Transcribe every line exactly and omit anything that is a picture.

----

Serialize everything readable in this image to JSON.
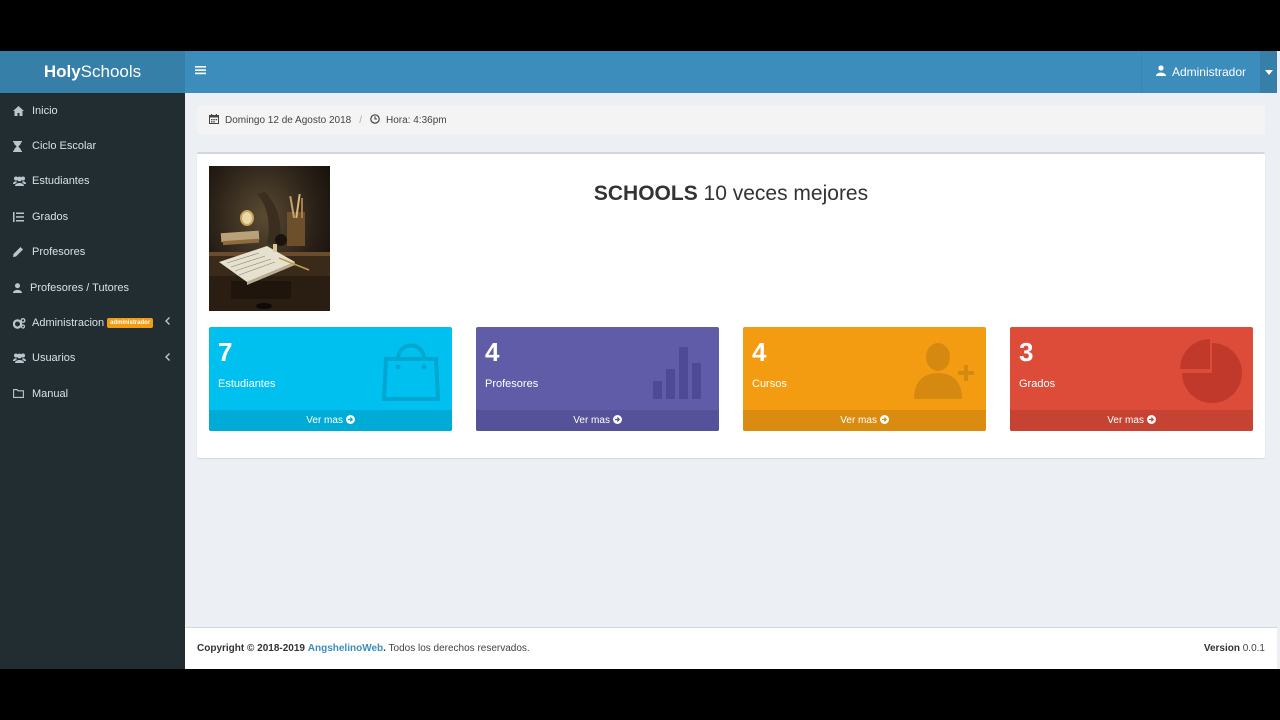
{
  "app": {
    "logo_bold": "Holy",
    "logo_rest": "Schools"
  },
  "header": {
    "user_label": "Administrador"
  },
  "sidebar": {
    "items": [
      {
        "label": "Inicio"
      },
      {
        "label": "Ciclo Escolar"
      },
      {
        "label": "Estudiantes"
      },
      {
        "label": "Grados"
      },
      {
        "label": "Profesores"
      },
      {
        "label": "Profesores / Tutores"
      },
      {
        "label": "Administracion",
        "badge": "administrador"
      },
      {
        "label": "Usuarios"
      },
      {
        "label": "Manual"
      }
    ]
  },
  "breadcrumb": {
    "date": "Domingo 12 de Agosto 2018",
    "separator": "/",
    "time": "Hora: 4:36pm"
  },
  "main": {
    "headline_strong": "SCHOOLS",
    "headline_rest": " 10 veces mejores"
  },
  "cards": [
    {
      "value": "7",
      "label": "Estudiantes",
      "link": "Ver mas",
      "color": "#00c0ef",
      "foot_color": "#00acd6",
      "icon_color": "#00a7d0"
    },
    {
      "value": "4",
      "label": "Profesores",
      "link": "Ver mas",
      "color": "#605ca8",
      "foot_color": "#555299",
      "icon_color": "#4e4a96"
    },
    {
      "value": "4",
      "label": "Cursos",
      "link": "Ver mas",
      "color": "#f39c12",
      "foot_color": "#da8c10",
      "icon_color": "#d68910"
    },
    {
      "value": "3",
      "label": "Grados",
      "link": "Ver mas",
      "color": "#dd4b39",
      "foot_color": "#c64333",
      "icon_color": "#c0392b"
    }
  ],
  "footer": {
    "copyright": "Copyright © 2018-2019",
    "brand": "AngshelinoWeb",
    "rights": " Todos los derechos reservados.",
    "version_label": "Version",
    "version_value": "0.0.1"
  },
  "icons": [
    "bars-icon",
    "user-icon",
    "caret-down-icon",
    "home-icon",
    "hourglass-icon",
    "users-icon",
    "list-icon",
    "pencil-icon",
    "cogs-icon",
    "folder-icon",
    "angle-left-icon",
    "calendar-icon",
    "clock-icon",
    "shopping-bag-icon",
    "bar-chart-icon",
    "user-plus-icon",
    "pie-chart-icon",
    "arrow-circle-right-icon"
  ]
}
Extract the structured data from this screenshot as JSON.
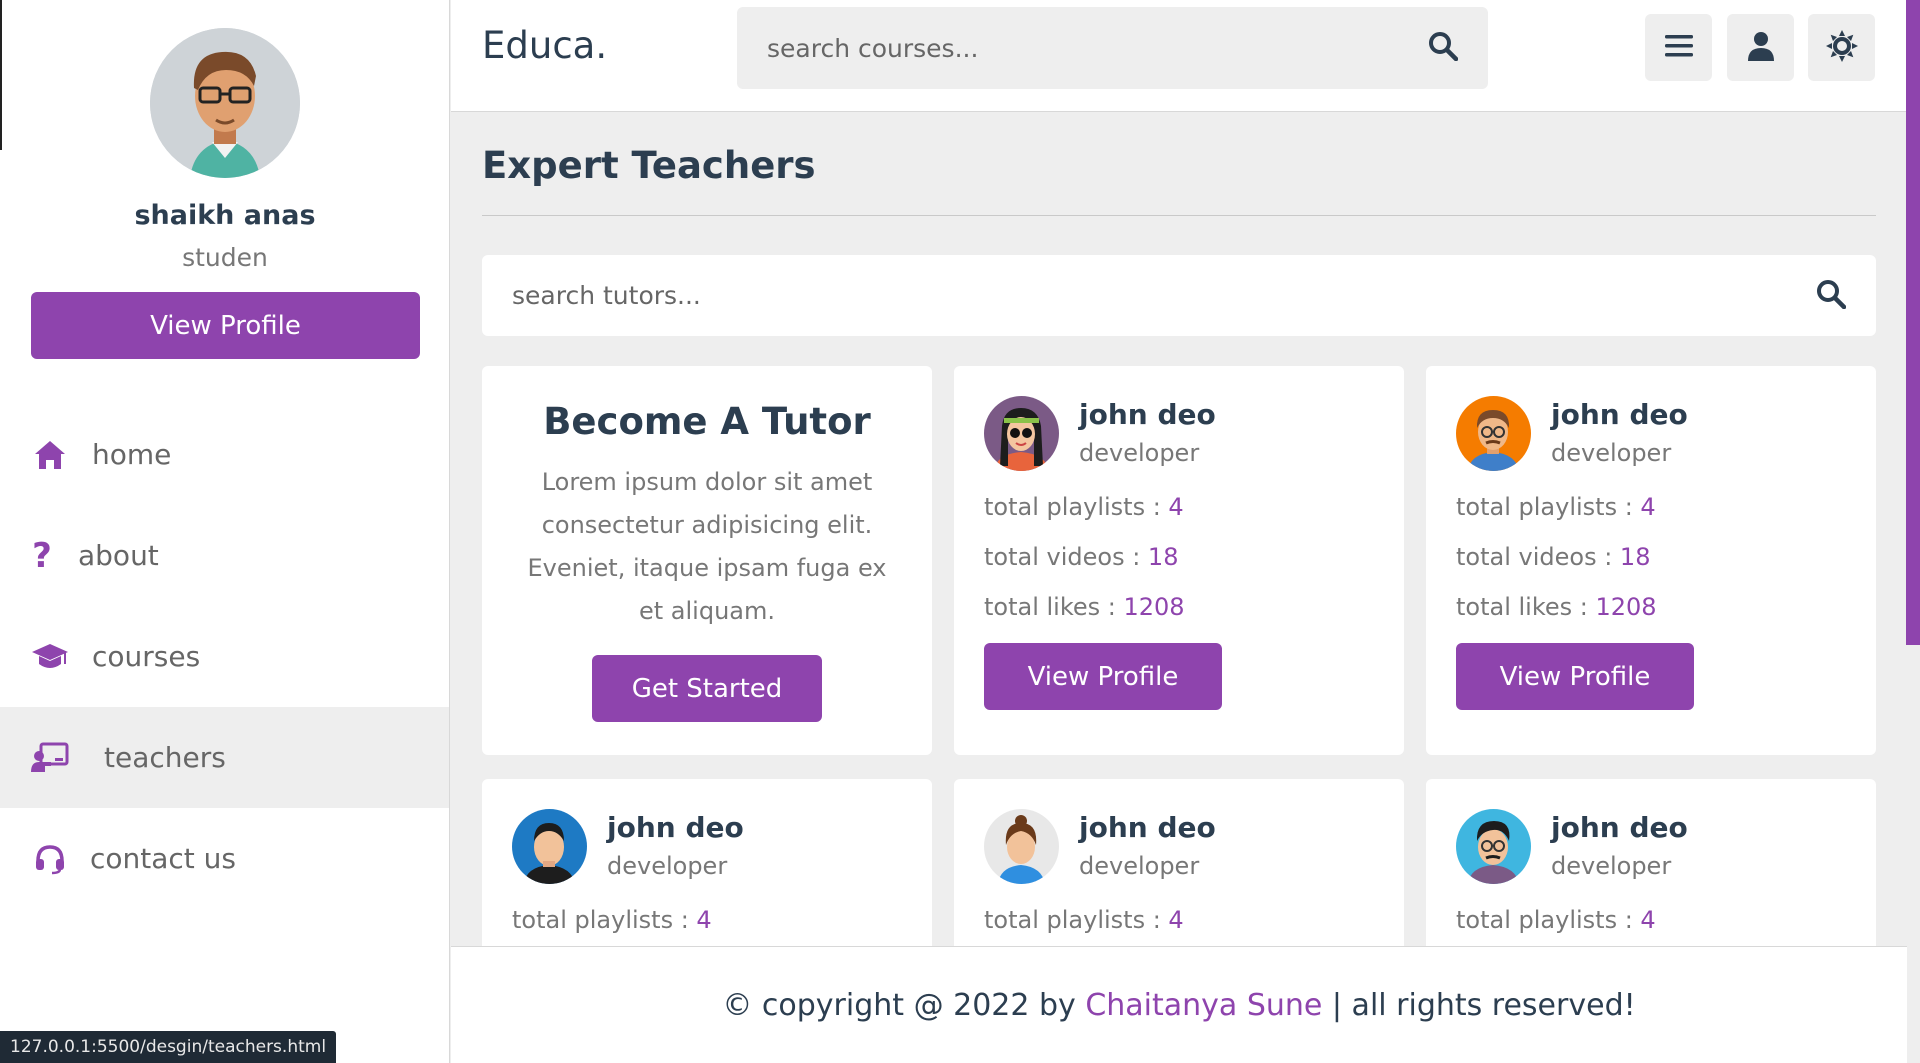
{
  "app": {
    "logo": "Educa."
  },
  "header": {
    "search_placeholder": "search courses...",
    "menu_icon": "bars-icon",
    "user_icon": "user-icon",
    "theme_icon": "sun-icon"
  },
  "profile": {
    "name": "shaikh anas",
    "role": "studen",
    "button": "View Profile"
  },
  "nav": [
    {
      "label": "home",
      "icon": "home-icon"
    },
    {
      "label": "about",
      "icon": "question-icon"
    },
    {
      "label": "courses",
      "icon": "graduation-cap-icon"
    },
    {
      "label": "teachers",
      "icon": "chalkboard-teacher-icon",
      "active": true
    },
    {
      "label": "contact us",
      "icon": "headset-icon"
    }
  ],
  "main": {
    "title": "Expert Teachers",
    "search_placeholder": "search tutors..."
  },
  "tutor_card": {
    "title": "Become A Tutor",
    "text": "Lorem ipsum dolor sit amet consectetur adipisicing elit. Eveniet, itaque ipsam fuga ex et aliquam.",
    "button": "Get Started"
  },
  "stat_labels": {
    "playlists": "total playlists : ",
    "videos": "total videos : ",
    "likes": "total likes : "
  },
  "teachers": [
    {
      "name": "john deo",
      "role": "developer",
      "playlists": "4",
      "videos": "18",
      "likes": "1208",
      "button": "View Profile"
    },
    {
      "name": "john deo",
      "role": "developer",
      "playlists": "4",
      "videos": "18",
      "likes": "1208",
      "button": "View Profile"
    },
    {
      "name": "john deo",
      "role": "developer",
      "playlists": "4"
    },
    {
      "name": "john deo",
      "role": "developer",
      "playlists": "4"
    },
    {
      "name": "john deo",
      "role": "developer",
      "playlists": "4"
    }
  ],
  "footer": {
    "prefix": "© copyright @ 2022 by ",
    "author": "Chaitanya Sune",
    "suffix": " | all rights reserved!"
  },
  "status_bar": {
    "url": "127.0.0.1:5500/desgin/teachers.html"
  },
  "colors": {
    "accent": "#8e44ad",
    "text": "#2c3e50",
    "muted": "#777777",
    "background": "#eeeeee"
  }
}
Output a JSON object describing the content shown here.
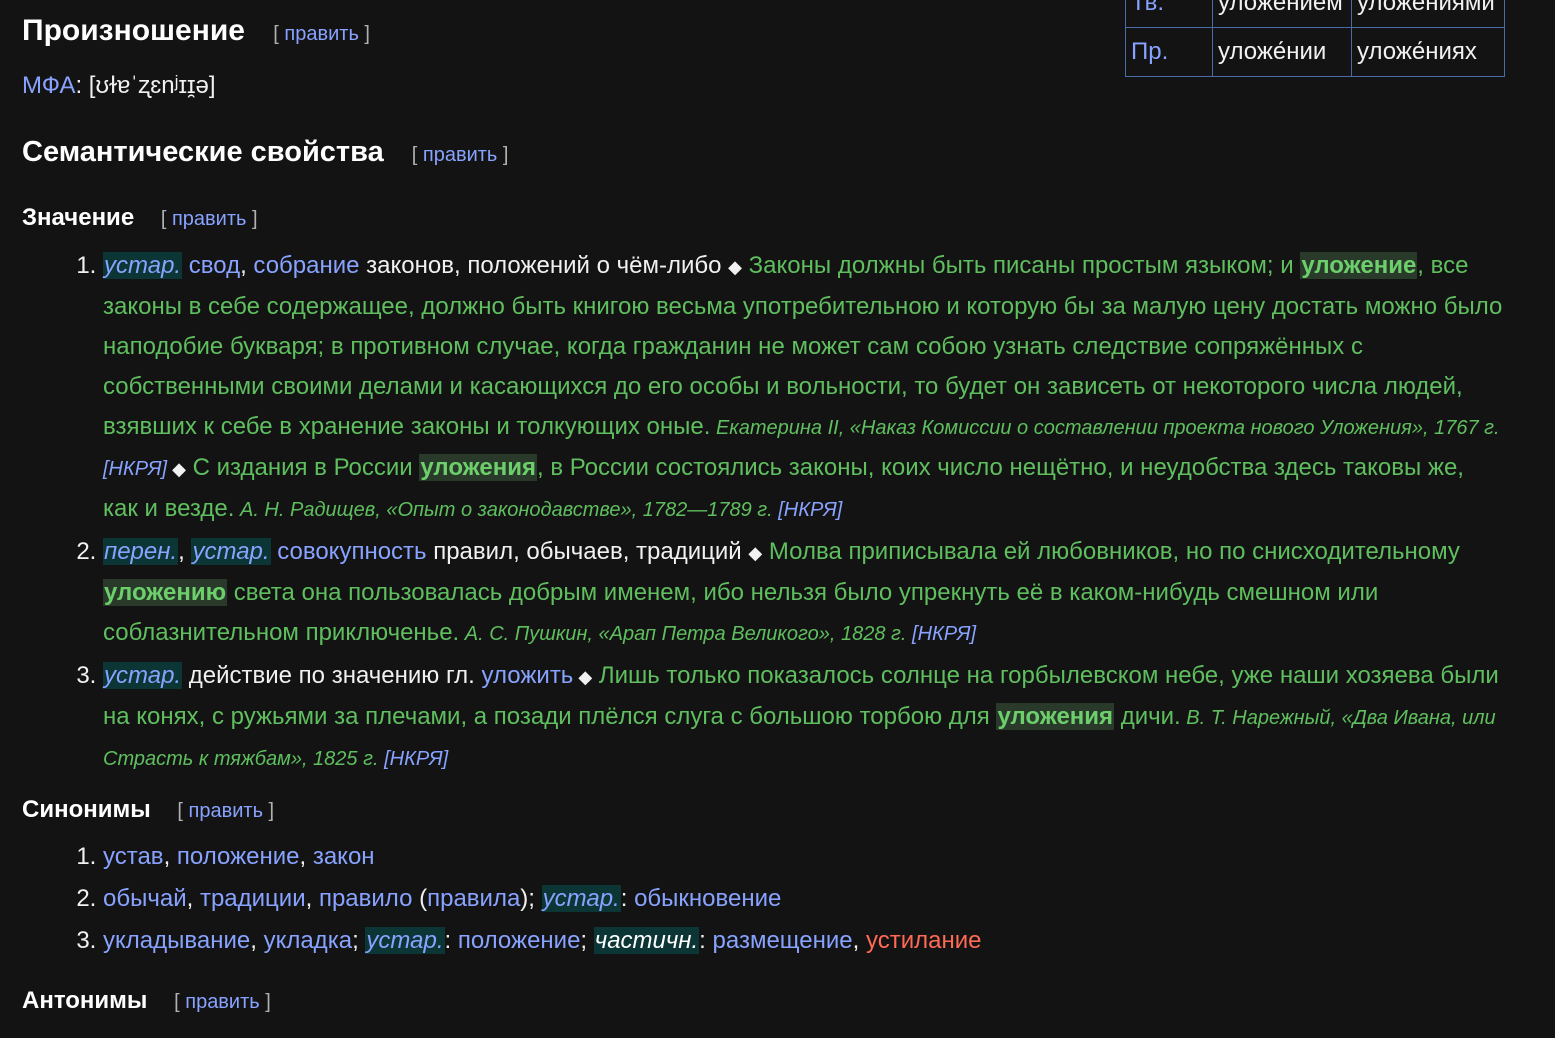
{
  "table": {
    "rows": [
      {
        "case": "Тв.",
        "sg": "уложением",
        "pl": "уложениями"
      },
      {
        "case": "Пр.",
        "sg": "уложе́нии",
        "pl": "уложе́ниях"
      }
    ]
  },
  "pron": {
    "title": "Произношение",
    "edit": "править",
    "ipa_label": "МФА",
    "ipa_value": ": [ʊɫɐˈʐɛnʲɪɪ̯ə]"
  },
  "semantic": {
    "title": "Семантические свойства",
    "edit": "править"
  },
  "meaning": {
    "title": "Значение",
    "edit": "править",
    "d1": {
      "lab": "устар.",
      "w1": "свод",
      "sep1": ", ",
      "w2": "собрание",
      "rest": " законов, положений о чём-либо ",
      "dia": "◆",
      "ex1a": " Законы должны быть писаны простым языком; и ",
      "ex1hl": "уложение",
      "ex1b": ", все законы в себе содержащее, должно быть книгою весьма употребительною и которую бы за малую цену достать можно было наподобие букваря; в противном случае, когда гражданин не может сам собою узнать следствие сопряжённых с собственными своими делами и касающихся до его особы и вольности, то будет он зависеть от некоторого числа людей, взявших к себе в хранение законы и толкующих оные.",
      "src1": " Екатерина II, «Наказ Комиссии о составлении проекта нового Уложения», 1767 г. ",
      "ncr1": "[НКРЯ]",
      "dia2": " ◆",
      "ex2a": " С издания в России ",
      "ex2hl": "уложения",
      "ex2b": ", в России состоялись законы, коих число нещётно, и неудобства здесь таковы же, как и везде.",
      "src2": " А. Н. Радищев, «Опыт о законодавстве», 1782—1789 г. ",
      "ncr2": "[НКРЯ]"
    },
    "d2": {
      "lab1": "перен.",
      "comma": ", ",
      "lab2": "устар.",
      "w1": "совокупность",
      "rest": " правил, обычаев, традиций ",
      "dia": "◆",
      "exa": " Молва приписывала ей любовников, но по снисходительному ",
      "exhl": "уложению",
      "exb": " света она пользовалась добрым именем, ибо нельзя было упрекнуть её в каком-нибудь смешном или соблазнительном приключенье.",
      "src": " А. С. Пушкин, «Арап Петра Великого», 1828 г. ",
      "ncr": "[НКРЯ]"
    },
    "d3": {
      "lab": "устар.",
      "rest": " действие по значению гл. ",
      "w1": "уложить",
      "dia": " ◆",
      "exa": " Лишь только показалось солнце на горбылевском небе, уже наши хозяева были на конях, с ружьями за плечами, а позади плёлся слуга с большою торбою для ",
      "exhl": "уложения",
      "exb": " дичи.",
      "src": " В. Т. Нарежный, «Два Ивана, или Страсть к тяжбам», 1825 г. ",
      "ncr": "[НКРЯ]"
    }
  },
  "synonyms": {
    "title": "Синонимы",
    "edit": "править",
    "s1": [
      "устав",
      "положение",
      "закон"
    ],
    "s2": {
      "w1": "обычай",
      "w2": "традиции",
      "w3": "правило",
      "w3b": "правила",
      "lab": "устар.",
      "w4": "обыкновение"
    },
    "s3": {
      "w1": "укладывание",
      "w2": "укладка",
      "lab": "устар.",
      "w3": "положение",
      "lab2": "частичн.",
      "w4": "размещение",
      "w5": "устилание"
    }
  },
  "antonyms": {
    "title": "Антонимы",
    "edit": "править"
  },
  "colors": {
    "link": "#88a3ff",
    "red_link": "#ff6a55",
    "example": "#5fbf5f",
    "background": "#131313"
  }
}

----

Result:
Serialize everything readable in this image to JSON.
{
  "app": {
    "logo_bold": "Holy",
    "logo_rest": "Schools"
  },
  "header": {
    "user_label": "Administrador"
  },
  "sidebar": {
    "items": [
      {
        "label": "Inicio"
      },
      {
        "label": "Ciclo Escolar"
      },
      {
        "label": "Estudiantes"
      },
      {
        "label": "Grados"
      },
      {
        "label": "Profesores"
      },
      {
        "label": "Profesores / Tutores"
      },
      {
        "label": "Administracion",
        "badge": "administrador"
      },
      {
        "label": "Usuarios"
      },
      {
        "label": "Manual"
      }
    ]
  },
  "breadcrumb": {
    "date": "Domingo 12 de Agosto 2018",
    "separator": "/",
    "time": "Hora: 4:36pm"
  },
  "main": {
    "headline_strong": "SCHOOLS",
    "headline_rest": " 10 veces mejores"
  },
  "cards": [
    {
      "value": "7",
      "label": "Estudiantes",
      "link": "Ver mas",
      "color": "#00c0ef",
      "foot_color": "#00acd6",
      "icon_color": "#00a7d0"
    },
    {
      "value": "4",
      "label": "Profesores",
      "link": "Ver mas",
      "color": "#605ca8",
      "foot_color": "#555299",
      "icon_color": "#4e4a96"
    },
    {
      "value": "4",
      "label": "Cursos",
      "link": "Ver mas",
      "color": "#f39c12",
      "foot_color": "#da8c10",
      "icon_color": "#d68910"
    },
    {
      "value": "3",
      "label": "Grados",
      "link": "Ver mas",
      "color": "#dd4b39",
      "foot_color": "#c64333",
      "icon_color": "#c0392b"
    }
  ],
  "footer": {
    "copyright": "Copyright © 2018-2019",
    "brand": "AngshelinoWeb",
    "rights": " Todos los derechos reservados.",
    "version_label": "Version",
    "version_value": "0.0.1"
  },
  "icons": [
    "bars-icon",
    "user-icon",
    "caret-down-icon",
    "home-icon",
    "hourglass-icon",
    "users-icon",
    "list-icon",
    "pencil-icon",
    "cogs-icon",
    "folder-icon",
    "angle-left-icon",
    "calendar-icon",
    "clock-icon",
    "shopping-bag-icon",
    "bar-chart-icon",
    "user-plus-icon",
    "pie-chart-icon",
    "arrow-circle-right-icon"
  ]
}
Extract the structured data from this screenshot as JSON.
{
  "app": {
    "logo": "Educa."
  },
  "header": {
    "search_placeholder": "search courses...",
    "menu_icon": "bars-icon",
    "user_icon": "user-icon",
    "theme_icon": "sun-icon"
  },
  "profile": {
    "name": "shaikh anas",
    "role": "studen",
    "button": "View Profile"
  },
  "nav": [
    {
      "label": "home",
      "icon": "home-icon"
    },
    {
      "label": "about",
      "icon": "question-icon"
    },
    {
      "label": "courses",
      "icon": "graduation-cap-icon"
    },
    {
      "label": "teachers",
      "icon": "chalkboard-teacher-icon",
      "active": true
    },
    {
      "label": "contact us",
      "icon": "headset-icon"
    }
  ],
  "main": {
    "title": "Expert Teachers",
    "search_placeholder": "search tutors..."
  },
  "tutor_card": {
    "title": "Become A Tutor",
    "text": "Lorem ipsum dolor sit amet consectetur adipisicing elit. Eveniet, itaque ipsam fuga ex et aliquam.",
    "button": "Get Started"
  },
  "stat_labels": {
    "playlists": "total playlists : ",
    "videos": "total videos : ",
    "likes": "total likes : "
  },
  "teachers": [
    {
      "name": "john deo",
      "role": "developer",
      "playlists": "4",
      "videos": "18",
      "likes": "1208",
      "button": "View Profile"
    },
    {
      "name": "john deo",
      "role": "developer",
      "playlists": "4",
      "videos": "18",
      "likes": "1208",
      "button": "View Profile"
    },
    {
      "name": "john deo",
      "role": "developer",
      "playlists": "4"
    },
    {
      "name": "john deo",
      "role": "developer",
      "playlists": "4"
    },
    {
      "name": "john deo",
      "role": "developer",
      "playlists": "4"
    }
  ],
  "footer": {
    "prefix": "© copyright @ 2022 by ",
    "author": "Chaitanya Sune",
    "suffix": " | all rights reserved!"
  },
  "status_bar": {
    "url": "127.0.0.1:5500/desgin/teachers.html"
  },
  "colors": {
    "accent": "#8e44ad",
    "text": "#2c3e50",
    "muted": "#777777",
    "background": "#eeeeee"
  }
}
Output a JSON object describing the content shown here.
{
  "table": {
    "rows": [
      {
        "case": "Тв.",
        "sg": "уложением",
        "pl": "уложениями"
      },
      {
        "case": "Пр.",
        "sg": "уложе́нии",
        "pl": "уложе́ниях"
      }
    ]
  },
  "pron": {
    "title": "Произношение",
    "edit": "править",
    "ipa_label": "МФА",
    "ipa_value": ": [ʊɫɐˈʐɛnʲɪɪ̯ə]"
  },
  "semantic": {
    "title": "Семантические свойства",
    "edit": "править"
  },
  "meaning": {
    "title": "Значение",
    "edit": "править",
    "d1": {
      "lab": "устар.",
      "w1": "свод",
      "sep1": ", ",
      "w2": "собрание",
      "rest": " законов, положений о чём-либо ",
      "dia": "◆",
      "ex1a": " Законы должны быть писаны простым языком; и ",
      "ex1hl": "уложение",
      "ex1b": ", все законы в себе содержащее, должно быть книгою весьма употребительною и которую бы за малую цену достать можно было наподобие букваря; в противном случае, когда гражданин не может сам собою узнать следствие сопряжённых с собственными своими делами и касающихся до его особы и вольности, то будет он зависеть от некоторого числа людей, взявших к себе в хранение законы и толкующих оные.",
      "src1": " Екатерина II, «Наказ Комиссии о составлении проекта нового Уложения», 1767 г. ",
      "ncr1": "[НКРЯ]",
      "dia2": " ◆",
      "ex2a": " С издания в России ",
      "ex2hl": "уложения",
      "ex2b": ", в России состоялись законы, коих число нещётно, и неудобства здесь таковы же, как и везде.",
      "src2": " А. Н. Радищев, «Опыт о законодавстве», 1782—1789 г. ",
      "ncr2": "[НКРЯ]"
    },
    "d2": {
      "lab1": "перен.",
      "comma": ", ",
      "lab2": "устар.",
      "w1": "совокупность",
      "rest": " правил, обычаев, традиций ",
      "dia": "◆",
      "exa": " Молва приписывала ей любовников, но по снисходительному ",
      "exhl": "уложению",
      "exb": " света она пользовалась добрым именем, ибо нельзя было упрекнуть её в каком-нибудь смешном или соблазнительном приключенье.",
      "src": " А. С. Пушкин, «Арап Петра Великого», 1828 г. ",
      "ncr": "[НКРЯ]"
    },
    "d3": {
      "lab": "устар.",
      "rest": " действие по значению гл. ",
      "w1": "уложить",
      "dia": " ◆",
      "exa": " Лишь только показалось солнце на горбылевском небе, уже наши хозяева были на конях, с ружьями за плечами, а позади плёлся слуга с большою торбою для ",
      "exhl": "уложения",
      "exb": " дичи.",
      "src": " В. Т. Нарежный, «Два Ивана, или Страсть к тяжбам», 1825 г. ",
      "ncr": "[НКРЯ]"
    }
  },
  "synonyms": {
    "title": "Синонимы",
    "edit": "править",
    "s1": [
      "устав",
      "положение",
      "закон"
    ],
    "s2": {
      "w1": "обычай",
      "w2": "традиции",
      "w3": "правило",
      "w3b": "правила",
      "lab": "устар.",
      "w4": "обыкновение"
    },
    "s3": {
      "w1": "укладывание",
      "w2": "укладка",
      "lab": "устар.",
      "w3": "положение",
      "lab2": "частичн.",
      "w4": "размещение",
      "w5": "устилание"
    }
  },
  "antonyms": {
    "title": "Антонимы",
    "edit": "править"
  },
  "colors": {
    "link": "#88a3ff",
    "red_link": "#ff6a55",
    "example": "#5fbf5f",
    "background": "#131313"
  }
}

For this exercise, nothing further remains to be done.